Task input |
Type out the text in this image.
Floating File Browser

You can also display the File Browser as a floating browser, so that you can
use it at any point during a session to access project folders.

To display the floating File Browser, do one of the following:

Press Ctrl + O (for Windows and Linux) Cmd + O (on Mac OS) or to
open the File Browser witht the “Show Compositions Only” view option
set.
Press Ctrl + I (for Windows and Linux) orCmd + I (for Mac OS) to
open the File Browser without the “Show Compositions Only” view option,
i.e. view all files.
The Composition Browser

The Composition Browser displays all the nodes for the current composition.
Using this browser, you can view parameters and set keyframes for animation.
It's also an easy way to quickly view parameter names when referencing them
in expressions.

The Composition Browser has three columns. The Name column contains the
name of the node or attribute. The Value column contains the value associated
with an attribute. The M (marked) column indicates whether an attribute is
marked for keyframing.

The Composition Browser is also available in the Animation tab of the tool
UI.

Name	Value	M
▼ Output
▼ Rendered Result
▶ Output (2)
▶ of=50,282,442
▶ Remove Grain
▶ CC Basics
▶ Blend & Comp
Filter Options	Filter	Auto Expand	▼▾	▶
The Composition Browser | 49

Aim | All of the entries above need to be reproduced exactly.

Exercise output |
Type out the text in this image.
Floating File Browser

You can also display the File Browser as a floating browser, so that you can
use it at any point during a session to access project folders.

To display the floating File Browser, do one of the following:

Press Ctrl + O (for Windows and Linux) Cmd + O (on Mac OS) or to
open the File Browser witht the “Show Compositions Only” view option
set.
Press Ctrl + I (for Windows and Linux) orCmd + I (for Mac OS) to
open the File Browser without the “Show Compositions Only” view option,
i.e. view all files.
The Composition Browser

The Composition Browser displays all the nodes for the current composition.
Using this browser, you can view parameters and set keyframes for animation.
It's also an easy way to quickly view parameter names when referencing them
in expressions.

The Composition Browser has three columns. The Name column contains the
name of the node or attribute. The Value column contains the value associated
with an attribute. The M (marked) column indicates whether an attribute is
marked for keyframing.

The Composition Browser is also available in the Animation tab of the tool
UI.

Name	Value	M
▼ Output
▼ Rendered Result
▶ Output (2)
▶ of=50,282,442
▶ Remove Grain
▶ CC Basics
▶ Blend & Comp
Filter Options	Filter	Auto Expand	▼▾	▶
The Composition Browser | 49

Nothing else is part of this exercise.